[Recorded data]
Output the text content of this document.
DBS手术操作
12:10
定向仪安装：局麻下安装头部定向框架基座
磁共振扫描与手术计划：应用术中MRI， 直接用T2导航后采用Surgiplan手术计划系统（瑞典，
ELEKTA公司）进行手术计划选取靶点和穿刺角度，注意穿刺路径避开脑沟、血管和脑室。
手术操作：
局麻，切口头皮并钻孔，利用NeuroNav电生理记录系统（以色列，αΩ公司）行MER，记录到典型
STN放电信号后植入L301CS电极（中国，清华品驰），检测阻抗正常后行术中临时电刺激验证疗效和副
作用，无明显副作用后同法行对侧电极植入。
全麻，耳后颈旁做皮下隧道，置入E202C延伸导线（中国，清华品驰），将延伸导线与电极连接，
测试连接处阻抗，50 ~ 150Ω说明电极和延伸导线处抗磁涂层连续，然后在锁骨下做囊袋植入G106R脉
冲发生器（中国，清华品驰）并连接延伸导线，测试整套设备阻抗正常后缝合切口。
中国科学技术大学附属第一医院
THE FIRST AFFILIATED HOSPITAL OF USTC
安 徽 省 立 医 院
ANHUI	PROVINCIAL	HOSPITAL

**WHAT THE TASK ASKS:** Reproduce every line of the material above exactly.

**RESPONSE BELOW:**
Output the text content of this document.
DBS手术操作
12:10
定向仪安装：局麻下安装头部定向框架基座
磁共振扫描与手术计划：应用术中MRI， 直接用T2导航后采用Surgiplan手术计划系统（瑞典，
ELEKTA公司）进行手术计划选取靶点和穿刺角度，注意穿刺路径避开脑沟、血管和脑室。
手术操作：
局麻，切口头皮并钻孔，利用NeuroNav电生理记录系统（以色列，αΩ公司）行MER，记录到典型
STN放电信号后植入L301CS电极（中国，清华品驰），检测阻抗正常后行术中临时电刺激验证疗效和副
作用，无明显副作用后同法行对侧电极植入。
全麻，耳后颈旁做皮下隧道，置入E202C延伸导线（中国，清华品驰），将延伸导线与电极连接，
测试连接处阻抗，50 ~ 150Ω说明电极和延伸导线处抗磁涂层连续，然后在锁骨下做囊袋植入G106R脉
冲发生器（中国，清华品驰）并连接延伸导线，测试整套设备阻抗正常后缝合切口。
中国科学技术大学附属第一医院
THE FIRST AFFILIATED HOSPITAL OF USTC
安 徽 省 立 医 院
ANHUI	PROVINCIAL	HOSPITAL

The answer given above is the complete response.